Task to complete
Scan the entries below and extract each line with the word "this" in it.

Items from a dataset
*-*-*
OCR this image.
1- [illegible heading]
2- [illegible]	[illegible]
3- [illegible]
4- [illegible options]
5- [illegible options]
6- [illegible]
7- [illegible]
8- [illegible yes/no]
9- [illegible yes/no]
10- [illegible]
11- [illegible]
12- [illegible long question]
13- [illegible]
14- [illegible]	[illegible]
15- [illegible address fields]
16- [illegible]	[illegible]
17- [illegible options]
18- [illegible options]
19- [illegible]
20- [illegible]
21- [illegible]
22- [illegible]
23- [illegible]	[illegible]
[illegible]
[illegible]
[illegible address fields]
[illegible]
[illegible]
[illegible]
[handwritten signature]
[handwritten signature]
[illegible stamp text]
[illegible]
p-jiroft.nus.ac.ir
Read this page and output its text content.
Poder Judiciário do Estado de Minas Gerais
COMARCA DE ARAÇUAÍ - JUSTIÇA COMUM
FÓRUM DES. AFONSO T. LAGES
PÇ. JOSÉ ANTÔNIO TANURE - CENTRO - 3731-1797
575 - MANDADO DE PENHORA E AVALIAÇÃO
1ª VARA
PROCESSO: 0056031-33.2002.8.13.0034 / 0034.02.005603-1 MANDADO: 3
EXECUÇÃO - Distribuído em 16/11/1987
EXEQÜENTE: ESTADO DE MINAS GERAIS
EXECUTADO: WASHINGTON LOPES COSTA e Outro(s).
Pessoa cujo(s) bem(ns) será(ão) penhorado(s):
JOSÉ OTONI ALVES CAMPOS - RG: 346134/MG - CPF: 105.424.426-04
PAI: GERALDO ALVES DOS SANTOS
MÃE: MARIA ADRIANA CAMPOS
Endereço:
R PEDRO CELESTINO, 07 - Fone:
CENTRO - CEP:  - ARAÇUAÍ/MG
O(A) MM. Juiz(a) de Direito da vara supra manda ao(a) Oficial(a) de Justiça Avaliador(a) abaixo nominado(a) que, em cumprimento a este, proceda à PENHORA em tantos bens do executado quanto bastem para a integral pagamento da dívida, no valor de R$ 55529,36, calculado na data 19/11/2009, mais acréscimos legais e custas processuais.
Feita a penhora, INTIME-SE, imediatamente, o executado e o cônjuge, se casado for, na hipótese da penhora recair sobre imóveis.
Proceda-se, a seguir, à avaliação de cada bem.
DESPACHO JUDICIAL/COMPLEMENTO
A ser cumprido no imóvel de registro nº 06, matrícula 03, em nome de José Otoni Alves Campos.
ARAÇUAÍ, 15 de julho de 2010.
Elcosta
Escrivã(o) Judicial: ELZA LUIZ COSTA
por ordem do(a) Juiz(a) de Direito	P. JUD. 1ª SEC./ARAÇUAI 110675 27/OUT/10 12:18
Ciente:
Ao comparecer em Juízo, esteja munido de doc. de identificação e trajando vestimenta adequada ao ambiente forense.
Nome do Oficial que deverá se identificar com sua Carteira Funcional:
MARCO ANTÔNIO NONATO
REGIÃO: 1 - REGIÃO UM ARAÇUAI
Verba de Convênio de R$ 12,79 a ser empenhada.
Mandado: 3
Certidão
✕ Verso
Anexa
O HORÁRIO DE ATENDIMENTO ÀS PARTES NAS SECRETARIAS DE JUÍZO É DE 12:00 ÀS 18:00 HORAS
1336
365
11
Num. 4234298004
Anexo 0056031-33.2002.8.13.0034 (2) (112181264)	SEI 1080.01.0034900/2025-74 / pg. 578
*-*-*
Task solution
OCR this image.
Read this page and output its text content.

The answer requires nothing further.